Without the pictures, give the entries below again exactly as written.
□ □ □ □ □ □ □
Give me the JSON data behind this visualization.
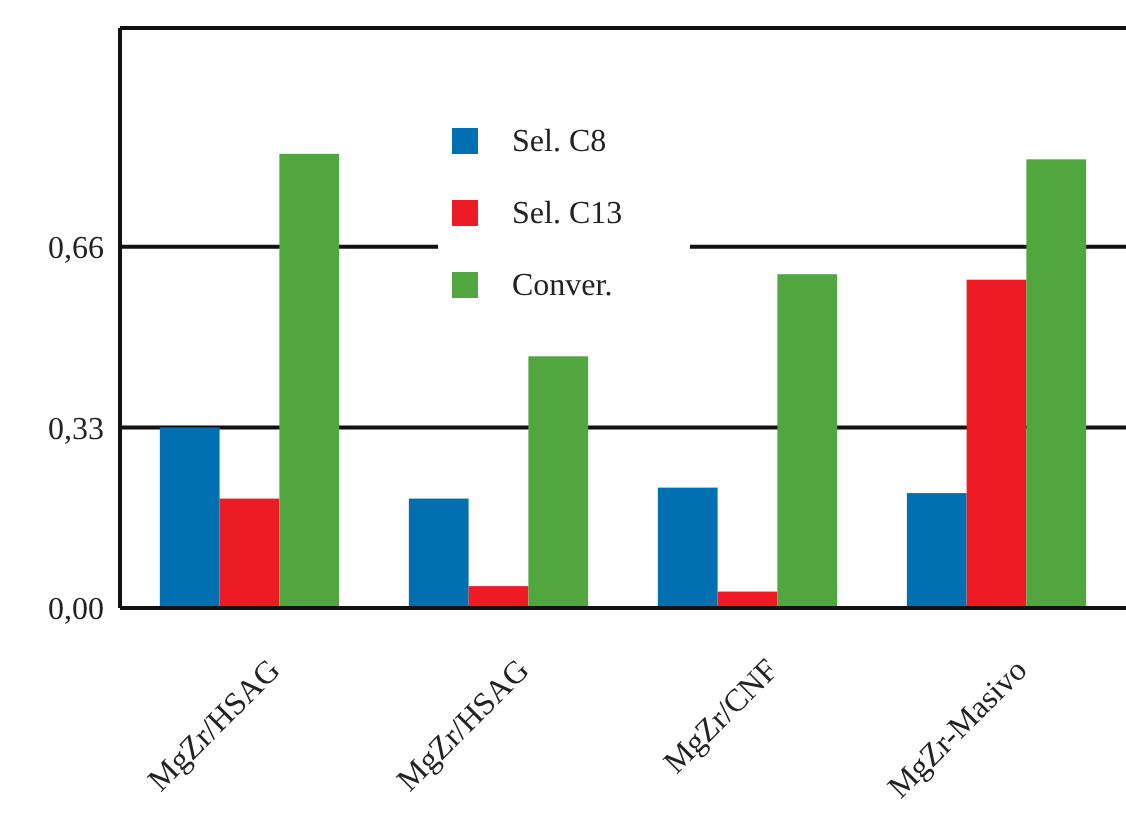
{
  "chart_data": {
    "type": "bar",
    "categories": [
      "MgZr/HSAG",
      "MgZr/HSAG",
      "MgZr/CNF",
      "MgZr-Masivo"
    ],
    "series": [
      {
        "name": "Sel. C8",
        "color": "#0070b0",
        "values": [
          0.33,
          0.2,
          0.22,
          0.21
        ]
      },
      {
        "name": "Sel. C13",
        "color": "#ed1c24",
        "values": [
          0.2,
          0.04,
          0.03,
          0.6
        ]
      },
      {
        "name": "Conver.",
        "color": "#52a63f",
        "values": [
          0.83,
          0.46,
          0.61,
          0.82
        ]
      }
    ],
    "ylim": [
      0,
      1.06
    ],
    "yticks": [
      {
        "value": 0,
        "label": "0,00"
      },
      {
        "value": 0.33,
        "label": "0,33"
      },
      {
        "value": 0.66,
        "label": "0,66"
      }
    ],
    "grid": "y",
    "legend": "top"
  }
}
□ □ □ □ □ □ □
**Right answer:**
Give me the JSON data behind this visualization.
{
  "chart_data": {
    "type": "bar",
    "categories": [
      "MgZr/HSAG",
      "MgZr/HSAG",
      "MgZr/CNF",
      "MgZr-Masivo"
    ],
    "series": [
      {
        "name": "Sel. C8",
        "color": "#0070b0",
        "values": [
          0.33,
          0.2,
          0.22,
          0.21
        ]
      },
      {
        "name": "Sel. C13",
        "color": "#ed1c24",
        "values": [
          0.2,
          0.04,
          0.03,
          0.6
        ]
      },
      {
        "name": "Conver.",
        "color": "#52a63f",
        "values": [
          0.83,
          0.46,
          0.61,
          0.82
        ]
      }
    ],
    "ylim": [
      0,
      1.06
    ],
    "yticks": [
      {
        "value": 0,
        "label": "0,00"
      },
      {
        "value": 0.33,
        "label": "0,33"
      },
      {
        "value": 0.66,
        "label": "0,66"
      }
    ],
    "grid": "y",
    "legend": "top"
  }
}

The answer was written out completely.